====== Dataset excerpts ======

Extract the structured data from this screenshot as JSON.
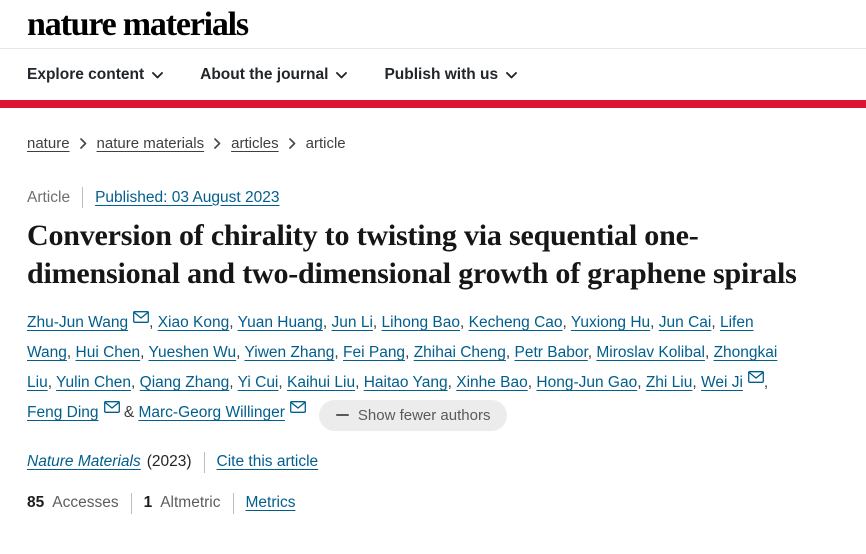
{
  "brand": {
    "logo": "nature materials",
    "red_bar_color": "#dc1332",
    "link_color": "#025e8d"
  },
  "nav": {
    "items": [
      {
        "label": "Explore content"
      },
      {
        "label": "About the journal"
      },
      {
        "label": "Publish with us"
      }
    ],
    "chevron_icon": "chevron-down-icon"
  },
  "breadcrumb": {
    "items": [
      {
        "label": "nature",
        "link": true
      },
      {
        "label": "nature materials",
        "link": true
      },
      {
        "label": "articles",
        "link": true
      },
      {
        "label": "article",
        "link": false
      }
    ],
    "separator_icon": "chevron-right-icon"
  },
  "article": {
    "type_label": "Article",
    "published": "Published: 03 August 2023",
    "title": "Conversion of chirality to twisting via sequential one-dimensional and two-dimensional growth of graphene spirals"
  },
  "authors": {
    "email_icon": "envelope-icon",
    "list": [
      {
        "name": "Zhu-Jun Wang",
        "email": true
      },
      {
        "name": "Xiao Kong",
        "email": false
      },
      {
        "name": "Yuan Huang",
        "email": false
      },
      {
        "name": "Jun Li",
        "email": false
      },
      {
        "name": "Lihong Bao",
        "email": false
      },
      {
        "name": "Kecheng Cao",
        "email": false
      },
      {
        "name": "Yuxiong Hu",
        "email": false
      },
      {
        "name": "Jun Cai",
        "email": false
      },
      {
        "name": "Lifen Wang",
        "email": false
      },
      {
        "name": "Hui Chen",
        "email": false
      },
      {
        "name": "Yueshen Wu",
        "email": false
      },
      {
        "name": "Yiwen Zhang",
        "email": false
      },
      {
        "name": "Fei Pang",
        "email": false
      },
      {
        "name": "Zhihai Cheng",
        "email": false
      },
      {
        "name": "Petr Babor",
        "email": false
      },
      {
        "name": "Miroslav Kolibal",
        "email": false
      },
      {
        "name": "Zhongkai Liu",
        "email": false
      },
      {
        "name": "Yulin Chen",
        "email": false
      },
      {
        "name": "Qiang Zhang",
        "email": false
      },
      {
        "name": "Yi Cui",
        "email": false
      },
      {
        "name": "Kaihui Liu",
        "email": false
      },
      {
        "name": "Haitao Yang",
        "email": false
      },
      {
        "name": "Xinhe Bao",
        "email": false
      },
      {
        "name": "Hong-Jun Gao",
        "email": false
      },
      {
        "name": "Zhi Liu",
        "email": false
      },
      {
        "name": "Wei Ji",
        "email": true
      },
      {
        "name": "Feng Ding",
        "email": true
      },
      {
        "name": "Marc-Georg Willinger",
        "email": true
      }
    ],
    "show_fewer_label": "Show fewer authors",
    "minus_icon": "minus-icon"
  },
  "citation": {
    "journal": "Nature Materials",
    "year": "(2023)",
    "cite_link": "Cite this article"
  },
  "metrics": {
    "accesses_value": "85",
    "accesses_label": "Accesses",
    "altmetric_value": "1",
    "altmetric_label": "Altmetric",
    "metrics_link": "Metrics"
  }
}
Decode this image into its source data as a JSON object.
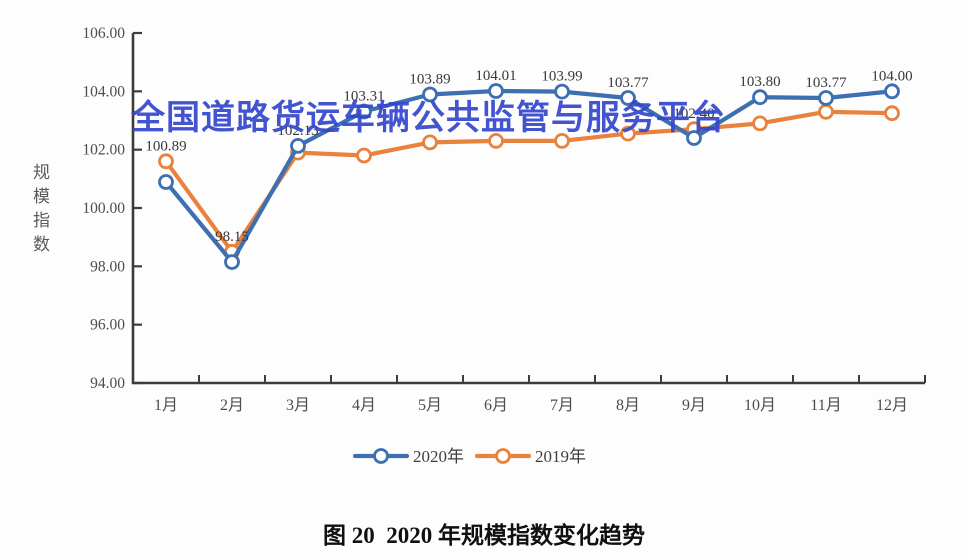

======

Do this.
Identify the lines above that contain the word "JSON", then copy them.

Task output.
Extract the structured data from this screenshot as JSON.
Decode this image into its source data as a JSON object.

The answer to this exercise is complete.